Exercise prompt: Copy the listing below in full and skip every picture.

Record set:
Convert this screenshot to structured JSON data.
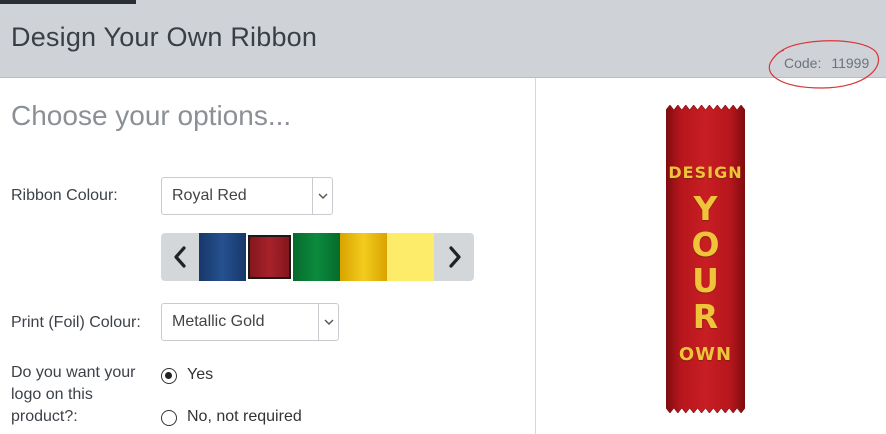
{
  "header": {
    "title": "Design Your Own Ribbon",
    "code_label": "Code:",
    "code_value": "11999"
  },
  "options": {
    "heading": "Choose your options...",
    "ribbon_colour": {
      "label": "Ribbon Colour:",
      "selected": "Royal Red"
    },
    "swatches": [
      {
        "name": "Royal Blue",
        "color": "#1c3f78",
        "selected": false
      },
      {
        "name": "Royal Red",
        "color": "#8e1b22",
        "selected": true
      },
      {
        "name": "Green",
        "color": "#0a7a35",
        "selected": false
      },
      {
        "name": "Gold",
        "color": "#e8bb14",
        "selected": false
      },
      {
        "name": "Yellow",
        "color": "#fdec6a",
        "selected": false
      }
    ],
    "print_colour": {
      "label": "Print (Foil) Colour:",
      "selected": "Metallic Gold"
    },
    "logo": {
      "label_line1": "Do you want your",
      "label_line2": "logo on this",
      "label_line3": "product?:",
      "option_yes": "Yes",
      "option_no": "No, not required",
      "selected": "Yes"
    }
  },
  "preview": {
    "line1": "DESIGN",
    "line2": [
      "Y",
      "O",
      "U",
      "R"
    ],
    "line3": "OWN",
    "ribbon_color": "#b5161c",
    "text_color": "#f0c43a"
  }
}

Solution to the problem:
Convert this screenshot to structured JSON data.
{
  "header": {
    "title": "Design Your Own Ribbon",
    "code_label": "Code:",
    "code_value": "11999"
  },
  "options": {
    "heading": "Choose your options...",
    "ribbon_colour": {
      "label": "Ribbon Colour:",
      "selected": "Royal Red"
    },
    "swatches": [
      {
        "name": "Royal Blue",
        "color": "#1c3f78",
        "selected": false
      },
      {
        "name": "Royal Red",
        "color": "#8e1b22",
        "selected": true
      },
      {
        "name": "Green",
        "color": "#0a7a35",
        "selected": false
      },
      {
        "name": "Gold",
        "color": "#e8bb14",
        "selected": false
      },
      {
        "name": "Yellow",
        "color": "#fdec6a",
        "selected": false
      }
    ],
    "print_colour": {
      "label": "Print (Foil) Colour:",
      "selected": "Metallic Gold"
    },
    "logo": {
      "label_line1": "Do you want your",
      "label_line2": "logo on this",
      "label_line3": "product?:",
      "option_yes": "Yes",
      "option_no": "No, not required",
      "selected": "Yes"
    }
  },
  "preview": {
    "line1": "DESIGN",
    "line2": [
      "Y",
      "O",
      "U",
      "R"
    ],
    "line3": "OWN",
    "ribbon_color": "#b5161c",
    "text_color": "#f0c43a"
  }
}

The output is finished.